• **STATED PROBLEM**
Pictures do not belong in the copy. Write out exactly the lines from the one containing "What data populates" through the end of the data.

#### INPUT ROWS

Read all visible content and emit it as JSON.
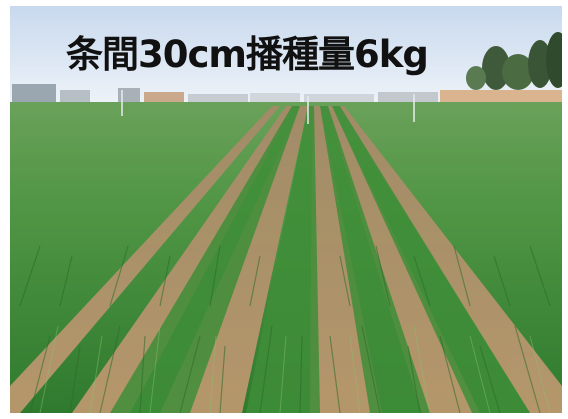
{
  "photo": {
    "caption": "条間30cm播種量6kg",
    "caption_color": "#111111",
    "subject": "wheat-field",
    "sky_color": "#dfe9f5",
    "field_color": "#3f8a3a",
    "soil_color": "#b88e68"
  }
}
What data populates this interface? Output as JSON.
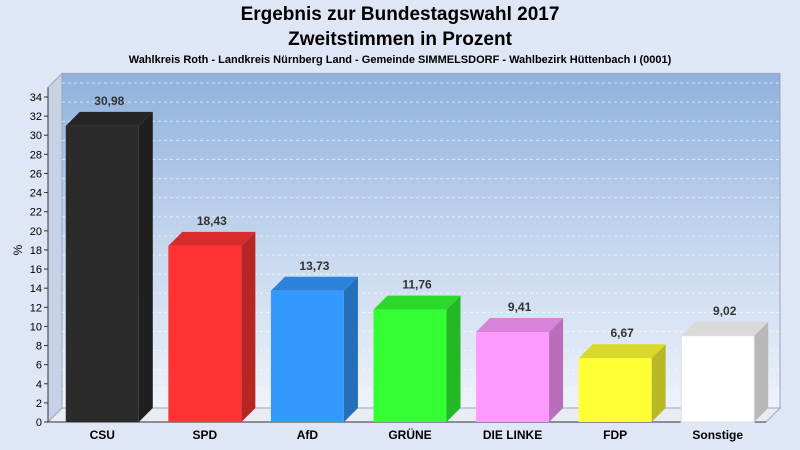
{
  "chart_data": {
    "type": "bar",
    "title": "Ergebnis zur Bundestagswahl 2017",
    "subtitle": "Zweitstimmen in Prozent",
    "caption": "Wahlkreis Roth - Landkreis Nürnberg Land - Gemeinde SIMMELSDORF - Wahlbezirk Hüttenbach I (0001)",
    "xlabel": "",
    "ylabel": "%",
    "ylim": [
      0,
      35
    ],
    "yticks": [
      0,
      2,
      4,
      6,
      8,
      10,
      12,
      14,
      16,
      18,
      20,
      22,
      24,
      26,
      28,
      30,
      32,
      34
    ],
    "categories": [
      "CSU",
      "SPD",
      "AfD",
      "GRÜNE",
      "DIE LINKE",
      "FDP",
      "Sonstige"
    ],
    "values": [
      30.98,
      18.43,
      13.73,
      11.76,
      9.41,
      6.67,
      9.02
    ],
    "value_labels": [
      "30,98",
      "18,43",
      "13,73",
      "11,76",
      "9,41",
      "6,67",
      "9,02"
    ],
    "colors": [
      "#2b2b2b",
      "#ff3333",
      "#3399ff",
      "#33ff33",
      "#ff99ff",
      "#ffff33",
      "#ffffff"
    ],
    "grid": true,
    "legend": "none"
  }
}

########

• **REPLY TO THE TASK**
What data populates this interface? Output as JSON.
{
  "chart_data": {
    "type": "bar",
    "title": "Ergebnis zur Bundestagswahl 2017",
    "subtitle": "Zweitstimmen in Prozent",
    "caption": "Wahlkreis Roth - Landkreis Nürnberg Land - Gemeinde SIMMELSDORF - Wahlbezirk Hüttenbach I (0001)",
    "xlabel": "",
    "ylabel": "%",
    "ylim": [
      0,
      35
    ],
    "yticks": [
      0,
      2,
      4,
      6,
      8,
      10,
      12,
      14,
      16,
      18,
      20,
      22,
      24,
      26,
      28,
      30,
      32,
      34
    ],
    "categories": [
      "CSU",
      "SPD",
      "AfD",
      "GRÜNE",
      "DIE LINKE",
      "FDP",
      "Sonstige"
    ],
    "values": [
      30.98,
      18.43,
      13.73,
      11.76,
      9.41,
      6.67,
      9.02
    ],
    "value_labels": [
      "30,98",
      "18,43",
      "13,73",
      "11,76",
      "9,41",
      "6,67",
      "9,02"
    ],
    "colors": [
      "#2b2b2b",
      "#ff3333",
      "#3399ff",
      "#33ff33",
      "#ff99ff",
      "#ffff33",
      "#ffffff"
    ],
    "grid": true,
    "legend": "none"
  }
}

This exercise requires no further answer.